In your copy, repeat each record exactly and include no pictures.

- - - - - - -

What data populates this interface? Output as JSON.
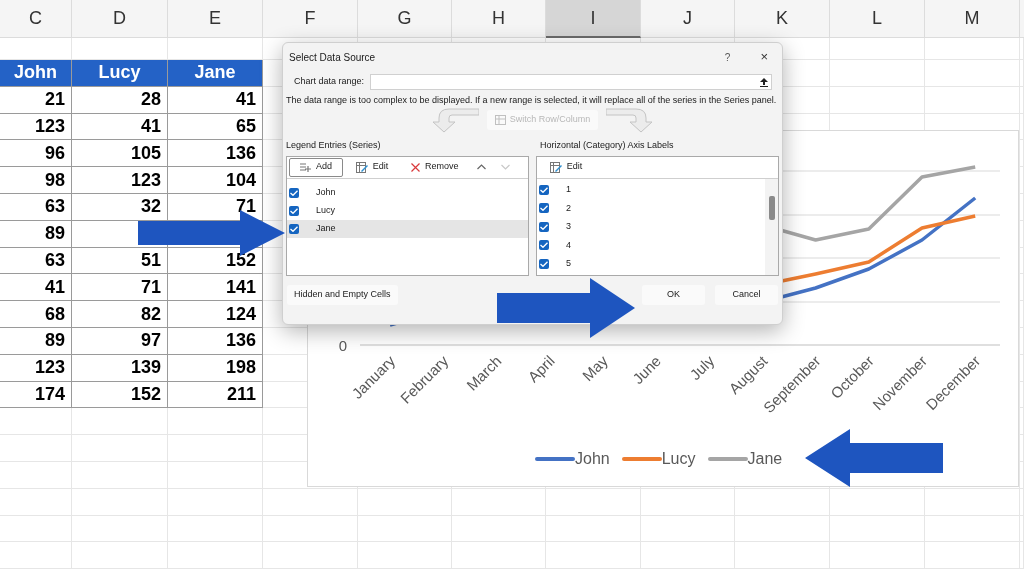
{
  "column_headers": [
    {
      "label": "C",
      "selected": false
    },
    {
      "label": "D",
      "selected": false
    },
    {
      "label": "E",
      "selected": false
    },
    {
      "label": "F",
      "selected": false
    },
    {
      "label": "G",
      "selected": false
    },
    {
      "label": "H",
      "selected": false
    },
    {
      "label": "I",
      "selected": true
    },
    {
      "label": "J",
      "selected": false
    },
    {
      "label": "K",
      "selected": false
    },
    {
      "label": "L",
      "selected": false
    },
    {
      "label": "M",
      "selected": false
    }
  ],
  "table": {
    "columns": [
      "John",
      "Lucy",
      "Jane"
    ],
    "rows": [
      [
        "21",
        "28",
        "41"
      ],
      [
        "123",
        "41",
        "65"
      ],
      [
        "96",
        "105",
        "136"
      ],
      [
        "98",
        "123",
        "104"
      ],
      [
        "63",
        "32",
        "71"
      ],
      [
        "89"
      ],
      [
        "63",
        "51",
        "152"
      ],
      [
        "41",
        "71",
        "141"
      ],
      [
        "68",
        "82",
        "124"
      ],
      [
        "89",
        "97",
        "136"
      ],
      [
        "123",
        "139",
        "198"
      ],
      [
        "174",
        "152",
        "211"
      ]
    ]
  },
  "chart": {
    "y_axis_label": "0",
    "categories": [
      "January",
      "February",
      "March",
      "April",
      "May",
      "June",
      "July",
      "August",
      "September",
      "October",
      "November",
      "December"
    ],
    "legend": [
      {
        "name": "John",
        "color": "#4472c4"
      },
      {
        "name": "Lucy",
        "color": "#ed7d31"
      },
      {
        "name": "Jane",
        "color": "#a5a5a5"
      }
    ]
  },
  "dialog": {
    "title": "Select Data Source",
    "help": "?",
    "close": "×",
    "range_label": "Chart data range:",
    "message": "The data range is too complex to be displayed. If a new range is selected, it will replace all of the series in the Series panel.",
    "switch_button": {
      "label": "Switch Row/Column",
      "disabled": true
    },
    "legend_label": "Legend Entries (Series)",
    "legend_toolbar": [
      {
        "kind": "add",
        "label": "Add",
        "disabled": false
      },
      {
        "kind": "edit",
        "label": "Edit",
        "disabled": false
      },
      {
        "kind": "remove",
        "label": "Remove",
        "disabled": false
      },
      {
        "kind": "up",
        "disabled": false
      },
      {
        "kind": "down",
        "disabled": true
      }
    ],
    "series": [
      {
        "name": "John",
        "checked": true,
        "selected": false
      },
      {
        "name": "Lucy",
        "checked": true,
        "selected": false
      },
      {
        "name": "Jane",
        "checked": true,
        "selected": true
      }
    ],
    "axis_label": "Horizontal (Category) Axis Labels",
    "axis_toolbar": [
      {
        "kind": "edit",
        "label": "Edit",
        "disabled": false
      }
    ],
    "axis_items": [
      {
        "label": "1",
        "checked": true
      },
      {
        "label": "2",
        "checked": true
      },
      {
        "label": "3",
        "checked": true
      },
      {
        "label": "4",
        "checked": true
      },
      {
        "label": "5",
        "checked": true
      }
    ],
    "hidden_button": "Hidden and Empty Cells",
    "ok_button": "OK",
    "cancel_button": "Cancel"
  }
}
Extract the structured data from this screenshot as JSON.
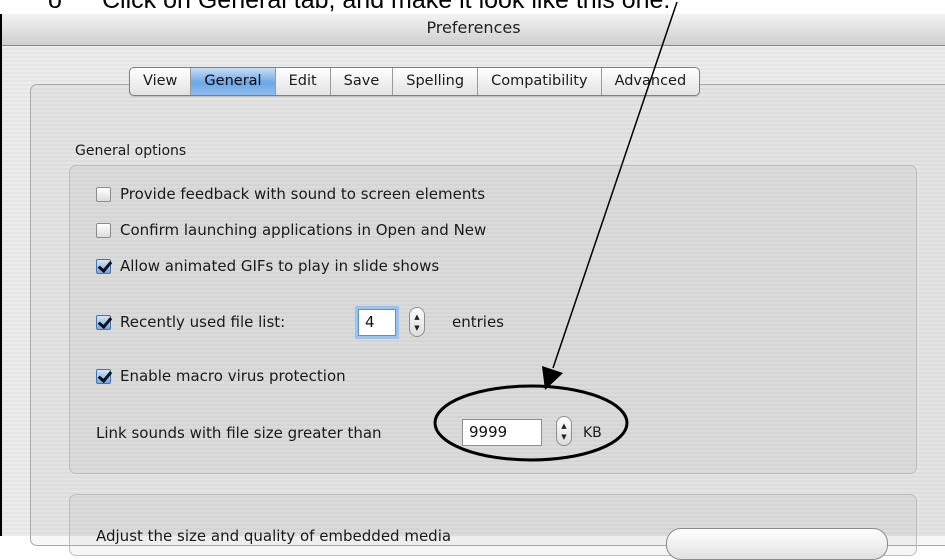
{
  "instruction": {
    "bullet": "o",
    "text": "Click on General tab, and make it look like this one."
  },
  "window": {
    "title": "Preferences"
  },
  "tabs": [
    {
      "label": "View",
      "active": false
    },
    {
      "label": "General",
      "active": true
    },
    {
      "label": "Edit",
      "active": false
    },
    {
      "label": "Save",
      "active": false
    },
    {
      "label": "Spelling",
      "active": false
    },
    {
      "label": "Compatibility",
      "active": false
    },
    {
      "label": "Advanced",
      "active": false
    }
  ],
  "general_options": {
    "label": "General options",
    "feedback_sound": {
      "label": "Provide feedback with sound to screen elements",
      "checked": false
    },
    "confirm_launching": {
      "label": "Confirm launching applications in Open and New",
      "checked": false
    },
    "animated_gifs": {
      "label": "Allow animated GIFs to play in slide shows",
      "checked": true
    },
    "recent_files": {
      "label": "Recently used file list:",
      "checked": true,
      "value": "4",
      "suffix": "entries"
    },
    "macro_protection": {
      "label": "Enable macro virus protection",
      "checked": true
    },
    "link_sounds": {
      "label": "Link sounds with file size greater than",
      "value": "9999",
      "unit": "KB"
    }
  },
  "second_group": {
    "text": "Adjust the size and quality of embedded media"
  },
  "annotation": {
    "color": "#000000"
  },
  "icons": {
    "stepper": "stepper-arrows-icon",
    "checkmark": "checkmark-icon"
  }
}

- - - - - - -

EXERCISE SOLUTION:
What data populates this interface? Output as JSON.
{
  "column_headers": [
    {
      "label": "C",
      "selected": false
    },
    {
      "label": "D",
      "selected": false
    },
    {
      "label": "E",
      "selected": false
    },
    {
      "label": "F",
      "selected": false
    },
    {
      "label": "G",
      "selected": false
    },
    {
      "label": "H",
      "selected": false
    },
    {
      "label": "I",
      "selected": true
    },
    {
      "label": "J",
      "selected": false
    },
    {
      "label": "K",
      "selected": false
    },
    {
      "label": "L",
      "selected": false
    },
    {
      "label": "M",
      "selected": false
    }
  ],
  "table": {
    "columns": [
      "John",
      "Lucy",
      "Jane"
    ],
    "rows": [
      [
        "21",
        "28",
        "41"
      ],
      [
        "123",
        "41",
        "65"
      ],
      [
        "96",
        "105",
        "136"
      ],
      [
        "98",
        "123",
        "104"
      ],
      [
        "63",
        "32",
        "71"
      ],
      [
        "89"
      ],
      [
        "63",
        "51",
        "152"
      ],
      [
        "41",
        "71",
        "141"
      ],
      [
        "68",
        "82",
        "124"
      ],
      [
        "89",
        "97",
        "136"
      ],
      [
        "123",
        "139",
        "198"
      ],
      [
        "174",
        "152",
        "211"
      ]
    ]
  },
  "chart": {
    "y_axis_label": "0",
    "categories": [
      "January",
      "February",
      "March",
      "April",
      "May",
      "June",
      "July",
      "August",
      "September",
      "October",
      "November",
      "December"
    ],
    "legend": [
      {
        "name": "John",
        "color": "#4472c4"
      },
      {
        "name": "Lucy",
        "color": "#ed7d31"
      },
      {
        "name": "Jane",
        "color": "#a5a5a5"
      }
    ]
  },
  "dialog": {
    "title": "Select Data Source",
    "help": "?",
    "close": "×",
    "range_label": "Chart data range:",
    "message": "The data range is too complex to be displayed. If a new range is selected, it will replace all of the series in the Series panel.",
    "switch_button": {
      "label": "Switch Row/Column",
      "disabled": true
    },
    "legend_label": "Legend Entries (Series)",
    "legend_toolbar": [
      {
        "kind": "add",
        "label": "Add",
        "disabled": false
      },
      {
        "kind": "edit",
        "label": "Edit",
        "disabled": false
      },
      {
        "kind": "remove",
        "label": "Remove",
        "disabled": false
      },
      {
        "kind": "up",
        "disabled": false
      },
      {
        "kind": "down",
        "disabled": true
      }
    ],
    "series": [
      {
        "name": "John",
        "checked": true,
        "selected": false
      },
      {
        "name": "Lucy",
        "checked": true,
        "selected": false
      },
      {
        "name": "Jane",
        "checked": true,
        "selected": true
      }
    ],
    "axis_label": "Horizontal (Category) Axis Labels",
    "axis_toolbar": [
      {
        "kind": "edit",
        "label": "Edit",
        "disabled": false
      }
    ],
    "axis_items": [
      {
        "label": "1",
        "checked": true
      },
      {
        "label": "2",
        "checked": true
      },
      {
        "label": "3",
        "checked": true
      },
      {
        "label": "4",
        "checked": true
      },
      {
        "label": "5",
        "checked": true
      }
    ],
    "hidden_button": "Hidden and Empty Cells",
    "ok_button": "OK",
    "cancel_button": "Cancel"
  }
}
Extract the structured data from this screenshot as JSON.
{
  "instruction": {
    "bullet": "o",
    "text": "Click on General tab, and make it look like this one."
  },
  "window": {
    "title": "Preferences"
  },
  "tabs": [
    {
      "label": "View",
      "active": false
    },
    {
      "label": "General",
      "active": true
    },
    {
      "label": "Edit",
      "active": false
    },
    {
      "label": "Save",
      "active": false
    },
    {
      "label": "Spelling",
      "active": false
    },
    {
      "label": "Compatibility",
      "active": false
    },
    {
      "label": "Advanced",
      "active": false
    }
  ],
  "general_options": {
    "label": "General options",
    "feedback_sound": {
      "label": "Provide feedback with sound to screen elements",
      "checked": false
    },
    "confirm_launching": {
      "label": "Confirm launching applications in Open and New",
      "checked": false
    },
    "animated_gifs": {
      "label": "Allow animated GIFs to play in slide shows",
      "checked": true
    },
    "recent_files": {
      "label": "Recently used file list:",
      "checked": true,
      "value": "4",
      "suffix": "entries"
    },
    "macro_protection": {
      "label": "Enable macro virus protection",
      "checked": true
    },
    "link_sounds": {
      "label": "Link sounds with file size greater than",
      "value": "9999",
      "unit": "KB"
    }
  },
  "second_group": {
    "text": "Adjust the size and quality of embedded media"
  },
  "annotation": {
    "color": "#000000"
  },
  "icons": {
    "stepper": "stepper-arrows-icon",
    "checkmark": "checkmark-icon"
  }
}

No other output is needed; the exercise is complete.